--- RECORDS FOR THIS EXERCISE ---

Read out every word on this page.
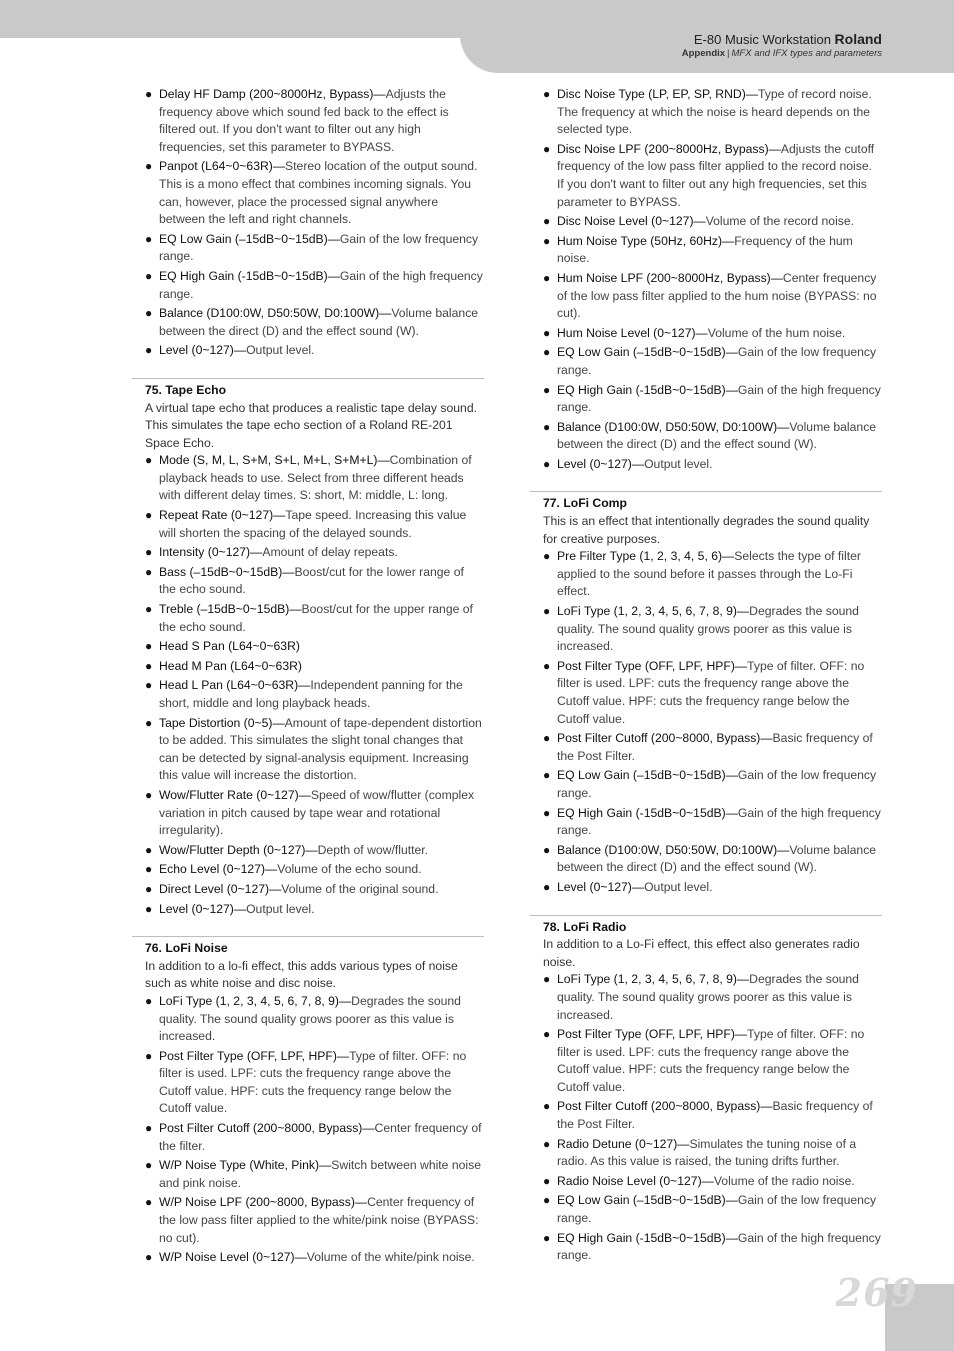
E-80 Music Workstation Roland
Appendix | MFX and IFX types and parameters
● Delay HF Damp (200~8000Hz, Bypass)—Adjusts the frequency above which sound fed back to the effect is filtered out. If you don't want to filter out any high frequencies, set this parameter to BYPASS.
● Panpot (L64~0~63R)—Stereo location of the output sound. This is a mono effect that combines incoming signals. You can, however, place the processed signal anywhere between the left and right channels.
● EQ Low Gain (–15dB~0~15dB)—Gain of the low frequency range.
● EQ High Gain (-15dB~0~15dB)—Gain of the high frequency range.
● Balance (D100:0W, D50:50W, D0:100W)—Volume balance between the direct (D) and the effect sound (W).
● Level (0~127)—Output level.
75. Tape Echo
A virtual tape echo that produces a realistic tape delay sound. This simulates the tape echo section of a Roland RE-201 Space Echo.
● Mode (S, M, L, S+M, S+L, M+L, S+M+L)—Combination of playback heads to use. Select from three different heads with different delay times. S: short, M: middle, L: long.
● Repeat Rate (0~127)—Tape speed. Increasing this value will shorten the spacing of the delayed sounds.
● Intensity (0~127)—Amount of delay repeats.
● Bass (–15dB~0~15dB)—Boost/cut for the lower range of the echo sound.
● Treble (–15dB~0~15dB)—Boost/cut for the upper range of the echo sound.
● Head S Pan (L64~0~63R)
● Head M Pan (L64~0~63R)
● Head L Pan (L64~0~63R)—Independent panning for the short, middle and long playback heads.
● Tape Distortion (0~5)—Amount of tape-dependent distortion to be added. This simulates the slight tonal changes that can be detected by signal-analysis equipment. Increasing this value will increase the distortion.
● Wow/Flutter Rate (0~127)—Speed of wow/flutter (complex variation in pitch caused by tape wear and rotational irregularity).
● Wow/Flutter Depth (0~127)—Depth of wow/flutter.
● Echo Level (0~127)—Volume of the echo sound.
● Direct Level (0~127)—Volume of the original sound.
● Level (0~127)—Output level.
76. LoFi Noise
In addition to a lo-fi effect, this adds various types of noise such as white noise and disc noise.
● LoFi Type (1, 2, 3, 4, 5, 6, 7, 8, 9)—Degrades the sound quality. The sound quality grows poorer as this value is increased.
● Post Filter Type (OFF, LPF, HPF)—Type of filter. OFF: no filter is used. LPF: cuts the frequency range above the Cutoff value. HPF: cuts the frequency range below the Cutoff value.
● Post Filter Cutoff (200~8000, Bypass)—Center frequency of the filter.
● W/P Noise Type (White, Pink)—Switch between white noise and pink noise.
● W/P Noise LPF (200~8000, Bypass)—Center frequency of the low pass filter applied to the white/pink noise (BYPASS: no cut).
● W/P Noise Level (0~127)—Volume of the white/pink noise.
● Disc Noise Type (LP, EP, SP, RND)—Type of record noise. The frequency at which the noise is heard depends on the selected type.
● Disc Noise LPF (200~8000Hz, Bypass)—Adjusts the cutoff frequency of the low pass filter applied to the record noise. If you don't want to filter out any high frequencies, set this parameter to BYPASS.
● Disc Noise Level (0~127)—Volume of the record noise.
● Hum Noise Type (50Hz, 60Hz)—Frequency of the hum noise.
● Hum Noise LPF (200~8000Hz, Bypass)—Center frequency of the low pass filter applied to the hum noise (BYPASS: no cut).
● Hum Noise Level (0~127)—Volume of the hum noise.
● EQ Low Gain (–15dB~0~15dB)—Gain of the low frequency range.
● EQ High Gain (-15dB~0~15dB)—Gain of the high frequency range.
● Balance (D100:0W, D50:50W, D0:100W)—Volume balance between the direct (D) and the effect sound (W).
● Level (0~127)—Output level.
77. LoFi Comp
This is an effect that intentionally degrades the sound quality for creative purposes.
● Pre Filter Type (1, 2, 3, 4, 5, 6)—Selects the type of filter applied to the sound before it passes through the Lo-Fi effect.
● LoFi Type (1, 2, 3, 4, 5, 6, 7, 8, 9)—Degrades the sound quality. The sound quality grows poorer as this value is increased.
● Post Filter Type (OFF, LPF, HPF)—Type of filter. OFF: no filter is used. LPF: cuts the frequency range above the Cutoff value. HPF: cuts the frequency range below the Cutoff value.
● Post Filter Cutoff (200~8000, Bypass)—Basic frequency of the Post Filter.
● EQ Low Gain (–15dB~0~15dB)—Gain of the low frequency range.
● EQ High Gain (-15dB~0~15dB)—Gain of the high frequency range.
● Balance (D100:0W, D50:50W, D0:100W)—Volume balance between the direct (D) and the effect sound (W).
● Level (0~127)—Output level.
78. LoFi Radio
In addition to a Lo-Fi effect, this effect also generates radio noise.
● LoFi Type (1, 2, 3, 4, 5, 6, 7, 8, 9)—Degrades the sound quality. The sound quality grows poorer as this value is increased.
● Post Filter Type (OFF, LPF, HPF)—Type of filter. OFF: no filter is used. LPF: cuts the frequency range above the Cutoff value. HPF: cuts the frequency range below the Cutoff value.
● Post Filter Cutoff (200~8000, Bypass)—Basic frequency of the Post Filter.
● Radio Detune (0~127)—Simulates the tuning noise of a radio. As this value is raised, the tuning drifts further.
● Radio Noise Level (0~127)—Volume of the radio noise.
● EQ Low Gain (–15dB~0~15dB)—Gain of the low frequency range.
● EQ High Gain (-15dB~0~15dB)—Gain of the high frequency range.
269
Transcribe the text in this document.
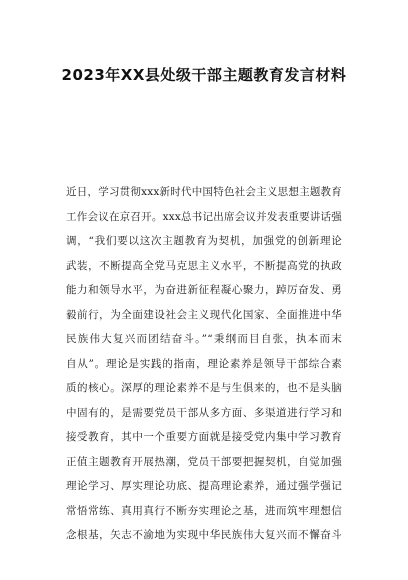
2023年XX县处级干部主题教育发言材料
近日，学习贯彻xxx新时代中国特色社会主义思想主题教育
工作会议在京召开。xxx总书记出席会议并发表重要讲话强
调，“我们要以这次主题教育为契机，加强党的创新理论
武装，不断提高全党马克思主义水平，不断提高党的执政
能力和领导水平，为奋进新征程凝心聚力，踔厉奋发、勇
毅前行，为全面建设社会主义现代化国家、全面推进中华
民族伟大复兴而团结奋斗。”“秉纲而目自张，执本而末
自从”。理论是实践的指南，理论素养是领导干部综合素
质的核心。深厚的理论素养不是与生俱来的，也不是头脑
中固有的，是需要党员干部从多方面、多渠道进行学习和
接受教育，其中一个重要方面就是接受党内集中学习教育
正值主题教育开展热潮，党员干部要把握契机，自觉加强
理论学习、厚实理论功底、提高理论素养，通过强学强记
常悟常练、真用真行不断夯实理论之基，进而筑牢理想信
念根基，矢志不渝地为实现中华民族伟大复兴而不懈奋斗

---

JOB:
Set down every entry word for word, but omit the pictures.

RESPONSE TO THE EXERCISE:
Read out every word on this page.
E-80 Music Workstation Roland
Appendix | MFX and IFX types and parameters
● Delay HF Damp (200~8000Hz, Bypass)—Adjusts the frequency above which sound fed back to the effect is filtered out. If you don't want to filter out any high frequencies, set this parameter to BYPASS.
● Panpot (L64~0~63R)—Stereo location of the output sound. This is a mono effect that combines incoming signals. You can, however, place the processed signal anywhere between the left and right channels.
● EQ Low Gain (–15dB~0~15dB)—Gain of the low frequency range.
● EQ High Gain (-15dB~0~15dB)—Gain of the high frequency range.
● Balance (D100:0W, D50:50W, D0:100W)—Volume balance between the direct (D) and the effect sound (W).
● Level (0~127)—Output level.
75. Tape Echo
A virtual tape echo that produces a realistic tape delay sound. This simulates the tape echo section of a Roland RE-201 Space Echo.
● Mode (S, M, L, S+M, S+L, M+L, S+M+L)—Combination of playback heads to use. Select from three different heads with different delay times. S: short, M: middle, L: long.
● Repeat Rate (0~127)—Tape speed. Increasing this value will shorten the spacing of the delayed sounds.
● Intensity (0~127)—Amount of delay repeats.
● Bass (–15dB~0~15dB)—Boost/cut for the lower range of the echo sound.
● Treble (–15dB~0~15dB)—Boost/cut for the upper range of the echo sound.
● Head S Pan (L64~0~63R)
● Head M Pan (L64~0~63R)
● Head L Pan (L64~0~63R)—Independent panning for the short, middle and long playback heads.
● Tape Distortion (0~5)—Amount of tape-dependent distortion to be added. This simulates the slight tonal changes that can be detected by signal-analysis equipment. Increasing this value will increase the distortion.
● Wow/Flutter Rate (0~127)—Speed of wow/flutter (complex variation in pitch caused by tape wear and rotational irregularity).
● Wow/Flutter Depth (0~127)—Depth of wow/flutter.
● Echo Level (0~127)—Volume of the echo sound.
● Direct Level (0~127)—Volume of the original sound.
● Level (0~127)—Output level.
76. LoFi Noise
In addition to a lo-fi effect, this adds various types of noise such as white noise and disc noise.
● LoFi Type (1, 2, 3, 4, 5, 6, 7, 8, 9)—Degrades the sound quality. The sound quality grows poorer as this value is increased.
● Post Filter Type (OFF, LPF, HPF)—Type of filter. OFF: no filter is used. LPF: cuts the frequency range above the Cutoff value. HPF: cuts the frequency range below the Cutoff value.
● Post Filter Cutoff (200~8000, Bypass)—Center frequency of the filter.
● W/P Noise Type (White, Pink)—Switch between white noise and pink noise.
● W/P Noise LPF (200~8000, Bypass)—Center frequency of the low pass filter applied to the white/pink noise (BYPASS: no cut).
● W/P Noise Level (0~127)—Volume of the white/pink noise.
● Disc Noise Type (LP, EP, SP, RND)—Type of record noise. The frequency at which the noise is heard depends on the selected type.
● Disc Noise LPF (200~8000Hz, Bypass)—Adjusts the cutoff frequency of the low pass filter applied to the record noise. If you don't want to filter out any high frequencies, set this parameter to BYPASS.
● Disc Noise Level (0~127)—Volume of the record noise.
● Hum Noise Type (50Hz, 60Hz)—Frequency of the hum noise.
● Hum Noise LPF (200~8000Hz, Bypass)—Center frequency of the low pass filter applied to the hum noise (BYPASS: no cut).
● Hum Noise Level (0~127)—Volume of the hum noise.
● EQ Low Gain (–15dB~0~15dB)—Gain of the low frequency range.
● EQ High Gain (-15dB~0~15dB)—Gain of the high frequency range.
● Balance (D100:0W, D50:50W, D0:100W)—Volume balance between the direct (D) and the effect sound (W).
● Level (0~127)—Output level.
77. LoFi Comp
This is an effect that intentionally degrades the sound quality for creative purposes.
● Pre Filter Type (1, 2, 3, 4, 5, 6)—Selects the type of filter applied to the sound before it passes through the Lo-Fi effect.
● LoFi Type (1, 2, 3, 4, 5, 6, 7, 8, 9)—Degrades the sound quality. The sound quality grows poorer as this value is increased.
● Post Filter Type (OFF, LPF, HPF)—Type of filter. OFF: no filter is used. LPF: cuts the frequency range above the Cutoff value. HPF: cuts the frequency range below the Cutoff value.
● Post Filter Cutoff (200~8000, Bypass)—Basic frequency of the Post Filter.
● EQ Low Gain (–15dB~0~15dB)—Gain of the low frequency range.
● EQ High Gain (-15dB~0~15dB)—Gain of the high frequency range.
● Balance (D100:0W, D50:50W, D0:100W)—Volume balance between the direct (D) and the effect sound (W).
● Level (0~127)—Output level.
78. LoFi Radio
In addition to a Lo-Fi effect, this effect also generates radio noise.
● LoFi Type (1, 2, 3, 4, 5, 6, 7, 8, 9)—Degrades the sound quality. The sound quality grows poorer as this value is increased.
● Post Filter Type (OFF, LPF, HPF)—Type of filter. OFF: no filter is used. LPF: cuts the frequency range above the Cutoff value. HPF: cuts the frequency range below the Cutoff value.
● Post Filter Cutoff (200~8000, Bypass)—Basic frequency of the Post Filter.
● Radio Detune (0~127)—Simulates the tuning noise of a radio. As this value is raised, the tuning drifts further.
● Radio Noise Level (0~127)—Volume of the radio noise.
● EQ Low Gain (–15dB~0~15dB)—Gain of the low frequency range.
● EQ High Gain (-15dB~0~15dB)—Gain of the high frequency range.
269
Transcribe the text in this document.
2023年XX县处级干部主题教育发言材料
近日，学习贯彻xxx新时代中国特色社会主义思想主题教育
工作会议在京召开。xxx总书记出席会议并发表重要讲话强
调，“我们要以这次主题教育为契机，加强党的创新理论
武装，不断提高全党马克思主义水平，不断提高党的执政
能力和领导水平，为奋进新征程凝心聚力，踔厉奋发、勇
毅前行，为全面建设社会主义现代化国家、全面推进中华
民族伟大复兴而团结奋斗。”“秉纲而目自张，执本而末
自从”。理论是实践的指南，理论素养是领导干部综合素
质的核心。深厚的理论素养不是与生俱来的，也不是头脑
中固有的，是需要党员干部从多方面、多渠道进行学习和
接受教育，其中一个重要方面就是接受党内集中学习教育
正值主题教育开展热潮，党员干部要把握契机，自觉加强
理论学习、厚实理论功底、提高理论素养，通过强学强记
常悟常练、真用真行不断夯实理论之基，进而筑牢理想信
念根基，矢志不渝地为实现中华民族伟大复兴而不懈奋斗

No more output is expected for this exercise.